Quoted passage -
[Start of section]
Enterprises have embraced generative AI with high expectations – new business insights, automated agents, real-time decision-making. What many got instead are failed proofs of concept, fragile prototypes, ballooning infrastructure costs, and a sobering realization: AI, at scale, is harder than anyone wants to admit.
A recent study by S&P Global found that nearly 46% of executives are abandoning AI initiatives before they even reach proof-of-concept. The “pilot paralysis” problem is widespread and widely reported with staggering and consistent findings. In August 2025, an MIT report made headlines, finding 95% of generative AI pilots at companies are failing.
Most of today’s AI failures aren’t because models don’t work. They fail because teams are trying to force AI into infrastructures that were never built to support it. These AI pilots are misaligned from day one. They have vague goals driven by experimental enthusiasm, “let’s see what we can do” rather than being tied to measurable business outcomes. Teams obsess over models instead of workflows, pipelines, and deterministic code.
Too often pilots demo well but fail to integrate well with other systems. The infrastructure to operationalize these AI-driven initiatives simply doesn’t exist. Traditional data stacks were optimized for tabular data and batch analytics. They weren’t designed to handle context windows, semantic routing, retries, or LLM inference in the loop. So, engineering teams do what they’ve always done: duct-tape a fragile set of scripts and services together.
The result? Inference pipelines that break at scale, can’t be debugged, and never reach production. And when nothing ships, fatigue sets in. Engineers burn out. Executives cut budgets. Another AI initiative goes back on the shelf.
[End of section]
[Dataset entries]
[Start of section]
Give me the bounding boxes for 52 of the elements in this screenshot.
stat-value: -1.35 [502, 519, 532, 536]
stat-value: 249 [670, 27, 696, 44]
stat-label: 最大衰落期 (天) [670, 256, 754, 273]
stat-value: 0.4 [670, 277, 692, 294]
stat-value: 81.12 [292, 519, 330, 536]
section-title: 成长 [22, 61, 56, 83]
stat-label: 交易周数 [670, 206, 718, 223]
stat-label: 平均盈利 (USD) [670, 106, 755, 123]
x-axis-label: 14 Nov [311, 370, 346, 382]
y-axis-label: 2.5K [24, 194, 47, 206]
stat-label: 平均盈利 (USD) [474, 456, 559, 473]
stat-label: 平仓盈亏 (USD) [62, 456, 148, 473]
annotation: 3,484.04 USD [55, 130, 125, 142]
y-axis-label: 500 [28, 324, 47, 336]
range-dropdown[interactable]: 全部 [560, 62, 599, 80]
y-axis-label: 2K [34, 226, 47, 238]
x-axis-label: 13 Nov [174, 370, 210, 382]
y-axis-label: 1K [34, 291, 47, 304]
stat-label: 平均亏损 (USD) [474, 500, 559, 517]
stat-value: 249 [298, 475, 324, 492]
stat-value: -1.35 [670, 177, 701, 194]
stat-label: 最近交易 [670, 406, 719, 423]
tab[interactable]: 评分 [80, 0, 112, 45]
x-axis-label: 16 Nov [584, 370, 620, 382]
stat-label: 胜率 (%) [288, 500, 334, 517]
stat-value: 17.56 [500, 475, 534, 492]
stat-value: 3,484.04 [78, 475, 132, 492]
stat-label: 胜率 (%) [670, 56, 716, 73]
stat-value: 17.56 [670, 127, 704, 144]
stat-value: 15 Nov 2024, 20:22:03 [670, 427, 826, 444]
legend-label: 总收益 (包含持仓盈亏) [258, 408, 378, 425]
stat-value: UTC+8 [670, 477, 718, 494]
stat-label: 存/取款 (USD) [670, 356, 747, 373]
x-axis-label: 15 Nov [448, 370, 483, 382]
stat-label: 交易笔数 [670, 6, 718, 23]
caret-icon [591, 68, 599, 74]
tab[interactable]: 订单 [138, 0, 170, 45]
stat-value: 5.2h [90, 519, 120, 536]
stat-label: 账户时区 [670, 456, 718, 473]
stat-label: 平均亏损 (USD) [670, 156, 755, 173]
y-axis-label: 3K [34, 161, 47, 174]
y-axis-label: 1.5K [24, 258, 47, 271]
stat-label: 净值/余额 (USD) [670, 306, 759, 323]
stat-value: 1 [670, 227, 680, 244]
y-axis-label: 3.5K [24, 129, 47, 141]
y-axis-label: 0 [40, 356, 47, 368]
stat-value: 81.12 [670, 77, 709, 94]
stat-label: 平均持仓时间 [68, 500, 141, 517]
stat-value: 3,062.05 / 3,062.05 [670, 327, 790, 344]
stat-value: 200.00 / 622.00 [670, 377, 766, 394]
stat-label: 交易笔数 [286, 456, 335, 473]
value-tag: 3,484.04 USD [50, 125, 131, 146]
[End of section]
Parts of the exercise -
1. In the passage on enterprise AI failures, what share of executives does the S&P Global study say are abandoning AI initiatives before they reach proof-of-concept?
2. Copy out the passage on enterprise AI failures, starting at "Too often pilots" and ending at "and services together.".

Problem solutions -
1. Nearly 46% of executives.

2.
Too often pilots demo well but fail to integrate well with other systems. The infrastructure to operationalize these AI-driven initiatives simply doesn’t exist. Traditional data stacks were optimized for tabular data and batch analytics. They weren’t designed to handle context windows, semantic routing, retries, or LLM inference in the loop. So, engineering teams do what they’ve always done: duct-tape a fragile set of scripts and services together.